» **Request**: What number of lines in the material contain the word "воспроизводства"? Give that number alone.
----- Data for the task
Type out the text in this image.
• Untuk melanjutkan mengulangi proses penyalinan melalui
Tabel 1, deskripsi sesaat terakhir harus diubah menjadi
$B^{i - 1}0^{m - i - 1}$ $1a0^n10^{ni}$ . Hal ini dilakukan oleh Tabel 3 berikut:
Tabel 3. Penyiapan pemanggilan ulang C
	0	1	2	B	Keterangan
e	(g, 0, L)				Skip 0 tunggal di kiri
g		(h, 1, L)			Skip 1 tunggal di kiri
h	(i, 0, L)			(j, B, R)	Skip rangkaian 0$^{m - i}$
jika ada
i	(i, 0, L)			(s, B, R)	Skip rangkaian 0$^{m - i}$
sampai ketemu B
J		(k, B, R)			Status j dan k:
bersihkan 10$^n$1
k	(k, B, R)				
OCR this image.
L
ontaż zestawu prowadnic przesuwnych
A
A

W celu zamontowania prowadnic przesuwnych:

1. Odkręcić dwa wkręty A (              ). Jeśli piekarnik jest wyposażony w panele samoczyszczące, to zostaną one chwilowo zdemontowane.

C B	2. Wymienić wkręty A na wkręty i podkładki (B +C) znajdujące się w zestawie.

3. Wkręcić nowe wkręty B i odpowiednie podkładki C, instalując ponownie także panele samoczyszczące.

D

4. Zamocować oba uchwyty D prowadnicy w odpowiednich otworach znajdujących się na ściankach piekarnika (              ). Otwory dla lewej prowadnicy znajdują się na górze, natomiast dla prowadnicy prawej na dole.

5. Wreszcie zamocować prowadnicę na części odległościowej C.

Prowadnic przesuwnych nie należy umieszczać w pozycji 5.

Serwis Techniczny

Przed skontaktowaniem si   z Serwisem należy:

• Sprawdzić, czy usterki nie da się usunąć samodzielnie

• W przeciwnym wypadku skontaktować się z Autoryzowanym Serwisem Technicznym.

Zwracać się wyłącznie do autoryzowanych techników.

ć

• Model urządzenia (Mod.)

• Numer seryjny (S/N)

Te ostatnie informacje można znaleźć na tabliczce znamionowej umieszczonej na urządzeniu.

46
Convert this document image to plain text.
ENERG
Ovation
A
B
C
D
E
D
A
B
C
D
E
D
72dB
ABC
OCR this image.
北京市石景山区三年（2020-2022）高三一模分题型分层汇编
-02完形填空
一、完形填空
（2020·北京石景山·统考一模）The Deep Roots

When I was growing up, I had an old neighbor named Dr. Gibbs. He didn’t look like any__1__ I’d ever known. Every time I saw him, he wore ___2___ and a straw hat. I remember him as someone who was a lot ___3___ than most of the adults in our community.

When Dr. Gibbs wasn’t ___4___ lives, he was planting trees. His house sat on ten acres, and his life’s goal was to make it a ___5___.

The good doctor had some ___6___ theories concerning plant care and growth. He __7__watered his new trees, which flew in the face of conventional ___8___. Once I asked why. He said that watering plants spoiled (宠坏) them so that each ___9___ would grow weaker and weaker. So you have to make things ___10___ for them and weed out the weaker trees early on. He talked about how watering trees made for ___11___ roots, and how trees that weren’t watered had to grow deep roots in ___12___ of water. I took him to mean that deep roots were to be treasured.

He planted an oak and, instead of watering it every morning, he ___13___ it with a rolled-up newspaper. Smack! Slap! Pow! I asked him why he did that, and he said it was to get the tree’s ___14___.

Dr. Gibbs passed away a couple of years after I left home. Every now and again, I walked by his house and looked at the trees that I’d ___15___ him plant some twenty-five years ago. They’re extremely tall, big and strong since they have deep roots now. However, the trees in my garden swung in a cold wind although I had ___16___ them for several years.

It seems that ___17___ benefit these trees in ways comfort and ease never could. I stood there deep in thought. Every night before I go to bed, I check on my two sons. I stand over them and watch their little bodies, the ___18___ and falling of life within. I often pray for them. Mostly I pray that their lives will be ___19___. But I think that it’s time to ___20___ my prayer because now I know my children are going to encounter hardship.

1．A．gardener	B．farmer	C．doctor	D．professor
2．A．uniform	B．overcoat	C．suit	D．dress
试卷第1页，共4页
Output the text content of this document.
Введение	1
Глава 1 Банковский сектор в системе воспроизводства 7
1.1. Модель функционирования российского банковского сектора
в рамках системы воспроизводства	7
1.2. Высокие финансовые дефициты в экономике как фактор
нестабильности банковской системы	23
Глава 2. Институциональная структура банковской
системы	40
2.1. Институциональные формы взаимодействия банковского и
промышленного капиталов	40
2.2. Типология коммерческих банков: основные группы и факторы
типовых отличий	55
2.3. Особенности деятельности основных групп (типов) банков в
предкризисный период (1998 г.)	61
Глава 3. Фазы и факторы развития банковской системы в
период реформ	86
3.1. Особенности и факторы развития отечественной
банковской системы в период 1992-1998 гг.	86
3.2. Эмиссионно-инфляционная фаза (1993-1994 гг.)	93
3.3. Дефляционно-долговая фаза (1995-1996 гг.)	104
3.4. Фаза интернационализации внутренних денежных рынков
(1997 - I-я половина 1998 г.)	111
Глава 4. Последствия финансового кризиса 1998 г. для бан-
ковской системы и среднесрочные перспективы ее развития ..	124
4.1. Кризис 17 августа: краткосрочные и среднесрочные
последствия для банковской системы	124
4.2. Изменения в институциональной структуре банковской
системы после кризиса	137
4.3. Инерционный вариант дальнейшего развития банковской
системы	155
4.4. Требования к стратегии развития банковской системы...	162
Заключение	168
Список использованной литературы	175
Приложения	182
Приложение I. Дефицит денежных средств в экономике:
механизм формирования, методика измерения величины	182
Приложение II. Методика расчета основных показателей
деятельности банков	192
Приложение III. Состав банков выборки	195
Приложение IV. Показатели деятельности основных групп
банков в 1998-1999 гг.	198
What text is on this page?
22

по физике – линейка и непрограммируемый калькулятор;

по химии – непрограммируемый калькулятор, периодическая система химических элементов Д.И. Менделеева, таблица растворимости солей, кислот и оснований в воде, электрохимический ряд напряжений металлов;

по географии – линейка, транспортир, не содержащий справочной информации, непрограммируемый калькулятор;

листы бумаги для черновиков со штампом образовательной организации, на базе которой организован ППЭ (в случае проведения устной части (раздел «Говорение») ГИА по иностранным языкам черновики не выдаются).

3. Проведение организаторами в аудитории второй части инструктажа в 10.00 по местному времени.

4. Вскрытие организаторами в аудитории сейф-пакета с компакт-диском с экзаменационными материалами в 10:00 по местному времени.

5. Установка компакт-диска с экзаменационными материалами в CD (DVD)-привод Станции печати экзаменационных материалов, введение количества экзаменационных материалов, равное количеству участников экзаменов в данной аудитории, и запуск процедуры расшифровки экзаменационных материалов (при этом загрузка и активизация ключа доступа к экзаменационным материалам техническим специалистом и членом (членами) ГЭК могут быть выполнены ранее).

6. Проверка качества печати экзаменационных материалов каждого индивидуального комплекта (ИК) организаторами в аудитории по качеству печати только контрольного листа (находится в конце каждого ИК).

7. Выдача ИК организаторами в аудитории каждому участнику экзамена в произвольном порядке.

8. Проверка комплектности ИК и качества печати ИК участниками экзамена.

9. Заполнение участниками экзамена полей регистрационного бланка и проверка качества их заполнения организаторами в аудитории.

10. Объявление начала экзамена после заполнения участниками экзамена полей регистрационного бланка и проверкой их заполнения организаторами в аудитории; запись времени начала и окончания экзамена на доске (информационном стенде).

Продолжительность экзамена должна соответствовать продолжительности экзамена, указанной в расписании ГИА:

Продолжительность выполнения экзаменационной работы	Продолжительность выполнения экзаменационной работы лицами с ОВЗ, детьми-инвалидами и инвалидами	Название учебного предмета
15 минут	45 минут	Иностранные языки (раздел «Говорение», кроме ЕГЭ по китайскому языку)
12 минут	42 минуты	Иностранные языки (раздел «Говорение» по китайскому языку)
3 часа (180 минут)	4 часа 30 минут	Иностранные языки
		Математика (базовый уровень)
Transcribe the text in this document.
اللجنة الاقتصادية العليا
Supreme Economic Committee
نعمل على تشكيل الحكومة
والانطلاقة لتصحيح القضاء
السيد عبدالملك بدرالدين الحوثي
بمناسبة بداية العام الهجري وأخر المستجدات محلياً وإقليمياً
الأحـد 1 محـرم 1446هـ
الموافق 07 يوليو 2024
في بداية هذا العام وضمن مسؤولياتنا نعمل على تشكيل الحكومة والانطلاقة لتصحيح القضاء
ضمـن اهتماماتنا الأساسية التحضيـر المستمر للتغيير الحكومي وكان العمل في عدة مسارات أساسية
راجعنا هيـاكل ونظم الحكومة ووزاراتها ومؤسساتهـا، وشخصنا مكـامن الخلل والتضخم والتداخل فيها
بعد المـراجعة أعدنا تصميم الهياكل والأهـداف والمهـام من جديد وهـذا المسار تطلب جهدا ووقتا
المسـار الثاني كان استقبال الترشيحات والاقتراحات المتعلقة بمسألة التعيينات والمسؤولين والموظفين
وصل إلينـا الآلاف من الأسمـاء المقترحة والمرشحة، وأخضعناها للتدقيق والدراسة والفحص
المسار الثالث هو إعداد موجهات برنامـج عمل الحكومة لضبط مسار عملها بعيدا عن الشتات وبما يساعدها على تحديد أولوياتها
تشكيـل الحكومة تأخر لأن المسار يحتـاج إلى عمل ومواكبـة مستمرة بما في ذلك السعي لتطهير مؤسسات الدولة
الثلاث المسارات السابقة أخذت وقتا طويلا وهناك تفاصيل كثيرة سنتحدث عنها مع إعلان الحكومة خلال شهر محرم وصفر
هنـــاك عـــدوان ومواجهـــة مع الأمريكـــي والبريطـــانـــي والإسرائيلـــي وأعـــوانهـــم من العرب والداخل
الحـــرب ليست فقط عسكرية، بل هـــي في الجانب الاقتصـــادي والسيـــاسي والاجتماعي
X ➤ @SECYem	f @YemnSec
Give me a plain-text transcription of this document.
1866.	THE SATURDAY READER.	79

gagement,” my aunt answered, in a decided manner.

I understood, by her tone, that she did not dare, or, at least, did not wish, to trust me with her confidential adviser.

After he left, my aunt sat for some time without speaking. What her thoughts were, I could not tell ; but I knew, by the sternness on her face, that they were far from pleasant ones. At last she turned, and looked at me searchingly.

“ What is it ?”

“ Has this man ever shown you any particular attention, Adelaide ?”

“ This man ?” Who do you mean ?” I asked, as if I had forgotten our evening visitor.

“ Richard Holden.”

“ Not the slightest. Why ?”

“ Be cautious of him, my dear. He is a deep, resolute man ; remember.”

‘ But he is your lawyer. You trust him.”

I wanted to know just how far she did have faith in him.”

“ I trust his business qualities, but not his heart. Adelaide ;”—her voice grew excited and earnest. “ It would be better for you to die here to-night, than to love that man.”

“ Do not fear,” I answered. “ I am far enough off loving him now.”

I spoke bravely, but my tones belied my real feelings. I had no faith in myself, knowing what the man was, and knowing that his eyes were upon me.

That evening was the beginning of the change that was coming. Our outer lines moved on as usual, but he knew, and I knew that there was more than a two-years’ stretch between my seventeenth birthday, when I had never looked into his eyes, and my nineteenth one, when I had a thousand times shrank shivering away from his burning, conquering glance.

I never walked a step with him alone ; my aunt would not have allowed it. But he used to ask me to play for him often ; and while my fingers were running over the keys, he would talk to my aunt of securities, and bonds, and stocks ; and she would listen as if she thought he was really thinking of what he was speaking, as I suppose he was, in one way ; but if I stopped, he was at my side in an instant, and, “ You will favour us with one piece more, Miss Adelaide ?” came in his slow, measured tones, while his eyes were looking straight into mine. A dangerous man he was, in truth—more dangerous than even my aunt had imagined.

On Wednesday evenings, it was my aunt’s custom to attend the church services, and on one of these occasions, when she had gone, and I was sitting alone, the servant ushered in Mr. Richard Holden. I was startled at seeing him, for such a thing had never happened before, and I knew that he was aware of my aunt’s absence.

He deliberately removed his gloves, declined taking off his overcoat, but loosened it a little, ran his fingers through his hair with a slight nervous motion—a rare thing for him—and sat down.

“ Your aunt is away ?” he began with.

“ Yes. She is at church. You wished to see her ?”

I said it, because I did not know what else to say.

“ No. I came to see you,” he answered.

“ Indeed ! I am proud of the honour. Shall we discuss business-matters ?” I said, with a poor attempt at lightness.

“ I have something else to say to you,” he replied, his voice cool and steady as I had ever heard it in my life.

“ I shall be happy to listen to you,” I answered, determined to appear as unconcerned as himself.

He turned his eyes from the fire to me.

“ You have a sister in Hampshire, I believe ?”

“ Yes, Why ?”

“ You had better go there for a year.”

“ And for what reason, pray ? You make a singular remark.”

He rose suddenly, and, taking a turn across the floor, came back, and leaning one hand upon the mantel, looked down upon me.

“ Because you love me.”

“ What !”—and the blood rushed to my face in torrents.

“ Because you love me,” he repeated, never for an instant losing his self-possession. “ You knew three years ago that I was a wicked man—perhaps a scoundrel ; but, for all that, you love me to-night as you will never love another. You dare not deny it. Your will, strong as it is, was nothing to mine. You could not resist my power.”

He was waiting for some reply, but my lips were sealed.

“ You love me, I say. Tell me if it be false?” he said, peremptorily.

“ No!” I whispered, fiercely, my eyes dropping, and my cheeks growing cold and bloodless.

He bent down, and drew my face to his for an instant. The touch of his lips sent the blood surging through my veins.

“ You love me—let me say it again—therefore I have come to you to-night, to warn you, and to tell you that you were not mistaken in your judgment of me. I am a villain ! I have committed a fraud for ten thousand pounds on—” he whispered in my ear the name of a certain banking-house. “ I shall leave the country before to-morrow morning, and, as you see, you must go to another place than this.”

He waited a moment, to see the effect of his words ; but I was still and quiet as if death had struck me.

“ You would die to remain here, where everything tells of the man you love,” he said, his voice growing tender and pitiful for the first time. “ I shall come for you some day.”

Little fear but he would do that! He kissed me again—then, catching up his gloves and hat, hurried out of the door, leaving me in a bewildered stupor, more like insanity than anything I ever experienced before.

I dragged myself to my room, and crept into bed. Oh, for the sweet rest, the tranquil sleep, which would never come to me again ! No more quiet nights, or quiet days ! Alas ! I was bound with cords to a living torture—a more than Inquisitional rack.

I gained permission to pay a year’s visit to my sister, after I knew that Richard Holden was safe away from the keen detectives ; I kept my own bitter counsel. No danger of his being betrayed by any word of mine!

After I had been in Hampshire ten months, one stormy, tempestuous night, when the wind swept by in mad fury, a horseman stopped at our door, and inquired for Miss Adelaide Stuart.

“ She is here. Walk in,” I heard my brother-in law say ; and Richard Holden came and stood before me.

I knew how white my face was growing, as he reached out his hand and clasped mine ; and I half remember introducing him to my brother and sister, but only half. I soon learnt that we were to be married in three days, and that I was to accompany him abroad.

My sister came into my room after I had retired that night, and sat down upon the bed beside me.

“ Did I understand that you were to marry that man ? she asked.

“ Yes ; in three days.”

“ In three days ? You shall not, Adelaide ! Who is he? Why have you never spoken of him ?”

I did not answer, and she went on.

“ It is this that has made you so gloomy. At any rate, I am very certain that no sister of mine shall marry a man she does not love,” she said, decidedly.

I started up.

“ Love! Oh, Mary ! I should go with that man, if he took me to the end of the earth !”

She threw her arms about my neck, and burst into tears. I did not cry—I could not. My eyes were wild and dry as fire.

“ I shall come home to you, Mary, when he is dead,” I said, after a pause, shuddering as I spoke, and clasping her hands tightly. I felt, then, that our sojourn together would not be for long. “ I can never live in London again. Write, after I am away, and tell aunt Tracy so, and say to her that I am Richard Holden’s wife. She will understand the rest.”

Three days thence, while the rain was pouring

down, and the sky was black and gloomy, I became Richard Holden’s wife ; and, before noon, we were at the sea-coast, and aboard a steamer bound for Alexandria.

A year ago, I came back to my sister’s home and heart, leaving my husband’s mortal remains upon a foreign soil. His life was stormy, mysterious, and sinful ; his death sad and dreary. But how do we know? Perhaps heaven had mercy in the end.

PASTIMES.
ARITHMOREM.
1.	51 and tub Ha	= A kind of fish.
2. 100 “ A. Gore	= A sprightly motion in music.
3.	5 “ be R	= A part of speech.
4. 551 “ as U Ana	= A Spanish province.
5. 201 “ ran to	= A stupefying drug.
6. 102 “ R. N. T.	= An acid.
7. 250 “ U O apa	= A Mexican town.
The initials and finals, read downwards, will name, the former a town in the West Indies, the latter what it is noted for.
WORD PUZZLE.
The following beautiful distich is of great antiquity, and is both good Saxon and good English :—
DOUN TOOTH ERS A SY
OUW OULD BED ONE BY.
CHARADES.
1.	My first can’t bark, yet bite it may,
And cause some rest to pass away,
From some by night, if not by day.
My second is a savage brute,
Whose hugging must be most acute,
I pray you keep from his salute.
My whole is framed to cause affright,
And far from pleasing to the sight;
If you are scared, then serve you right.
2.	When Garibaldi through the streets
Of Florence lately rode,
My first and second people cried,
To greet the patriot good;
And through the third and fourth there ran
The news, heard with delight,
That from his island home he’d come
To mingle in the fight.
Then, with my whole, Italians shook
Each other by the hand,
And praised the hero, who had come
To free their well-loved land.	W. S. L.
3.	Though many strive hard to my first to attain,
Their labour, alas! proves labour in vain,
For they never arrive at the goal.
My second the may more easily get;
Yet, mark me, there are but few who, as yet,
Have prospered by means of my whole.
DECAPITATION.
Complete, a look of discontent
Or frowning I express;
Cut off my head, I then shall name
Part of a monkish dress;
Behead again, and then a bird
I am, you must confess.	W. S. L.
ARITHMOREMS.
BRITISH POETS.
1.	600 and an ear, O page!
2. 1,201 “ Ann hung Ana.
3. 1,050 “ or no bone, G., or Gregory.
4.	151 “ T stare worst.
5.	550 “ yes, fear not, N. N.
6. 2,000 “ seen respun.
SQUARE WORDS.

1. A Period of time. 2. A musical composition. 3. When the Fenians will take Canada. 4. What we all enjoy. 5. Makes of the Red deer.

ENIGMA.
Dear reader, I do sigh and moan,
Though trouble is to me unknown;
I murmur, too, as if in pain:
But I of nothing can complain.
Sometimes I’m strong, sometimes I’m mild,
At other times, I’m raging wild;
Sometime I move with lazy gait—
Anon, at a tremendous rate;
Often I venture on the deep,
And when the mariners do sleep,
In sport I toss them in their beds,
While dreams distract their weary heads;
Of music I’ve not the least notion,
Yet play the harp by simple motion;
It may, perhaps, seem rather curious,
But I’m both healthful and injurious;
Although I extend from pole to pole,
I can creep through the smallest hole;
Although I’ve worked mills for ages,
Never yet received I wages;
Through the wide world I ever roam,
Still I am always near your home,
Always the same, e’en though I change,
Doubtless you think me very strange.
----------
» **Exercise response**: 2